● **MATERIAL PROVIDED**
* BEGIN *

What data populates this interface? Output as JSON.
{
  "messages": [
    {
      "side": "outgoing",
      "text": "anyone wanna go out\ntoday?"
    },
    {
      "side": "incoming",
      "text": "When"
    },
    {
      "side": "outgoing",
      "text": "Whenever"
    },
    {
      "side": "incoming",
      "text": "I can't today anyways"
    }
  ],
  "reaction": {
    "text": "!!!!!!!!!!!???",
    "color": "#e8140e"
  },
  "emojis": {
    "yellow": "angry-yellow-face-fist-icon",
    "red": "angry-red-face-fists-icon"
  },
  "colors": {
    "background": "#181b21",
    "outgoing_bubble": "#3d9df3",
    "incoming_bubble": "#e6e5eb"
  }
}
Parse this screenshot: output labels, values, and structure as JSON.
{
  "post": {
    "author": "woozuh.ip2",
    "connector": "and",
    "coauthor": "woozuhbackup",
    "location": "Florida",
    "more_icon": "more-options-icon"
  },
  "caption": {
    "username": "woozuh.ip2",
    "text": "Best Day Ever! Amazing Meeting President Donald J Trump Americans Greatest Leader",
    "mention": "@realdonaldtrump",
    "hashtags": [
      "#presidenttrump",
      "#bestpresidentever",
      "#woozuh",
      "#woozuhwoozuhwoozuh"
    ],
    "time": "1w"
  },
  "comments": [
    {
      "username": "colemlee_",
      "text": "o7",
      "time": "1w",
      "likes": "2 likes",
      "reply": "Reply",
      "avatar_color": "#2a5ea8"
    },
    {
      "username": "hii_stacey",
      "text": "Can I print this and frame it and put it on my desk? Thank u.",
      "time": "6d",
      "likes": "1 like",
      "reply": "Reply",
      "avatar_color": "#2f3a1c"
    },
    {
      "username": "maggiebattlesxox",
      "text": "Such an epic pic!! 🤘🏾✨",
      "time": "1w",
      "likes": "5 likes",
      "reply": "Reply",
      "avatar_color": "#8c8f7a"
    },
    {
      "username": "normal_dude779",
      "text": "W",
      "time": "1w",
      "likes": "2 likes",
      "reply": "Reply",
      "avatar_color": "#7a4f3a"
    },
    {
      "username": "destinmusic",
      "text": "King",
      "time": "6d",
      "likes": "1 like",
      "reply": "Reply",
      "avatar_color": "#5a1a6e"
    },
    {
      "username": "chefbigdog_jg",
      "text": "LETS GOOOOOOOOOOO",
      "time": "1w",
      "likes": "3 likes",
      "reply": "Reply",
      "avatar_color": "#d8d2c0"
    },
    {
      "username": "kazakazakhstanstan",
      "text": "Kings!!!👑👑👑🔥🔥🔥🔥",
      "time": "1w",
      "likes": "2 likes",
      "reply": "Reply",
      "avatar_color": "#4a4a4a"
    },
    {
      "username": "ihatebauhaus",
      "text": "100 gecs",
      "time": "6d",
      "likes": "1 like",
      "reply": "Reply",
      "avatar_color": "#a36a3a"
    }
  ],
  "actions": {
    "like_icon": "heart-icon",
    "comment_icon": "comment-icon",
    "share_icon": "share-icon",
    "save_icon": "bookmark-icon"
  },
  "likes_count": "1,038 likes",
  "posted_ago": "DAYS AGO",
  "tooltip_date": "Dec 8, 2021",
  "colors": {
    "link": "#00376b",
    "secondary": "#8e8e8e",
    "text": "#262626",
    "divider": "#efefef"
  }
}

* END *

● **SHORT TASK**
Go through the entries and repeat each one exactly.

● **RESULT OF THIS EXERCISE**
What data populates this interface? Output as JSON.
{
  "messages": [
    {
      "side": "outgoing",
      "text": "anyone wanna go out\ntoday?"
    },
    {
      "side": "incoming",
      "text": "When"
    },
    {
      "side": "outgoing",
      "text": "Whenever"
    },
    {
      "side": "incoming",
      "text": "I can't today anyways"
    }
  ],
  "reaction": {
    "text": "!!!!!!!!!!!???",
    "color": "#e8140e"
  },
  "emojis": {
    "yellow": "angry-yellow-face-fist-icon",
    "red": "angry-red-face-fists-icon"
  },
  "colors": {
    "background": "#181b21",
    "outgoing_bubble": "#3d9df3",
    "incoming_bubble": "#e6e5eb"
  }
}
Parse this screenshot: output labels, values, and structure as JSON.
{
  "post": {
    "author": "woozuh.ip2",
    "connector": "and",
    "coauthor": "woozuhbackup",
    "location": "Florida",
    "more_icon": "more-options-icon"
  },
  "caption": {
    "username": "woozuh.ip2",
    "text": "Best Day Ever! Amazing Meeting President Donald J Trump Americans Greatest Leader",
    "mention": "@realdonaldtrump",
    "hashtags": [
      "#presidenttrump",
      "#bestpresidentever",
      "#woozuh",
      "#woozuhwoozuhwoozuh"
    ],
    "time": "1w"
  },
  "comments": [
    {
      "username": "colemlee_",
      "text": "o7",
      "time": "1w",
      "likes": "2 likes",
      "reply": "Reply",
      "avatar_color": "#2a5ea8"
    },
    {
      "username": "hii_stacey",
      "text": "Can I print this and frame it and put it on my desk? Thank u.",
      "time": "6d",
      "likes": "1 like",
      "reply": "Reply",
      "avatar_color": "#2f3a1c"
    },
    {
      "username": "maggiebattlesxox",
      "text": "Such an epic pic!! 🤘🏾✨",
      "time": "1w",
      "likes": "5 likes",
      "reply": "Reply",
      "avatar_color": "#8c8f7a"
    },
    {
      "username": "normal_dude779",
      "text": "W",
      "time": "1w",
      "likes": "2 likes",
      "reply": "Reply",
      "avatar_color": "#7a4f3a"
    },
    {
      "username": "destinmusic",
      "text": "King",
      "time": "6d",
      "likes": "1 like",
      "reply": "Reply",
      "avatar_color": "#5a1a6e"
    },
    {
      "username": "chefbigdog_jg",
      "text": "LETS GOOOOOOOOOOO",
      "time": "1w",
      "likes": "3 likes",
      "reply": "Reply",
      "avatar_color": "#d8d2c0"
    },
    {
      "username": "kazakazakhstanstan",
      "text": "Kings!!!👑👑👑🔥🔥🔥🔥",
      "time": "1w",
      "likes": "2 likes",
      "reply": "Reply",
      "avatar_color": "#4a4a4a"
    },
    {
      "username": "ihatebauhaus",
      "text": "100 gecs",
      "time": "6d",
      "likes": "1 like",
      "reply": "Reply",
      "avatar_color": "#a36a3a"
    }
  ],
  "actions": {
    "like_icon": "heart-icon",
    "comment_icon": "comment-icon",
    "share_icon": "share-icon",
    "save_icon": "bookmark-icon"
  },
  "likes_count": "1,038 likes",
  "posted_ago": "DAYS AGO",
  "tooltip_date": "Dec 8, 2021",
  "colors": {
    "link": "#00376b",
    "secondary": "#8e8e8e",
    "text": "#262626",
    "divider": "#efefef"
  }
}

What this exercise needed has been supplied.